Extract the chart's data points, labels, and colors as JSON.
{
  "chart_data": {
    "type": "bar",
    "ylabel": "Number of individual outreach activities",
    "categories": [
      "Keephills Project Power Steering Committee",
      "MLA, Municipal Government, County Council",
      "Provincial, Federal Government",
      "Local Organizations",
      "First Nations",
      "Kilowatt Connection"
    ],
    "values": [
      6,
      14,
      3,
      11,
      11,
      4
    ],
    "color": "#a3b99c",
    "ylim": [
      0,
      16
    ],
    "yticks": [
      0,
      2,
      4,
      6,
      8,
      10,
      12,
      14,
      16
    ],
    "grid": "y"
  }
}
--
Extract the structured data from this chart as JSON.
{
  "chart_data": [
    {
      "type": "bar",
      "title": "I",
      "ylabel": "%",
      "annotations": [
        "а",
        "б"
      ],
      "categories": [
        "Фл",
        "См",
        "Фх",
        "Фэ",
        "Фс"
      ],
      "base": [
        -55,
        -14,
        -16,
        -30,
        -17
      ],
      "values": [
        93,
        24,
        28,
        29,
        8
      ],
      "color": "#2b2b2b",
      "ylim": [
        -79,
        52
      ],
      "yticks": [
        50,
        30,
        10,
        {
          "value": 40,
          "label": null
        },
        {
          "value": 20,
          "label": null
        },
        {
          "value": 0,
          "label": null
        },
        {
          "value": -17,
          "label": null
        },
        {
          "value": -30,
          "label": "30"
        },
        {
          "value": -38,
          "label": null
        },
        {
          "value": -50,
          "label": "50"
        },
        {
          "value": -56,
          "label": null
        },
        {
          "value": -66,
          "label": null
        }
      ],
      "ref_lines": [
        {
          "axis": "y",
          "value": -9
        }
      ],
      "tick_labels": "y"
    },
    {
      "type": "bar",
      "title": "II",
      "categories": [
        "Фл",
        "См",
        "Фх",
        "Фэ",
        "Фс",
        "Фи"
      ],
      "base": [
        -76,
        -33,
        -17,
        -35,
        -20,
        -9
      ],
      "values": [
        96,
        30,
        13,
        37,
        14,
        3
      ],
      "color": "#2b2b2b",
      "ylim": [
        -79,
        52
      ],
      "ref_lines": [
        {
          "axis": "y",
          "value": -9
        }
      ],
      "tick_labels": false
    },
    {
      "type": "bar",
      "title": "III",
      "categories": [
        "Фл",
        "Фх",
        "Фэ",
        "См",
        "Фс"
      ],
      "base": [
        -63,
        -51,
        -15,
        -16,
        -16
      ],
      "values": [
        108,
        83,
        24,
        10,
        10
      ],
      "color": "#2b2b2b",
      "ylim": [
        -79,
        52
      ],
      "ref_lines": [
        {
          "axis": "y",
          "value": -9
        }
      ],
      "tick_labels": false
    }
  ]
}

What you need to do |
Your task is to pick out every line with the string "JSON" and copy it.

Task response |
Extract the chart's data points, labels, and colors as JSON.
Extract the structured data from this chart as JSON.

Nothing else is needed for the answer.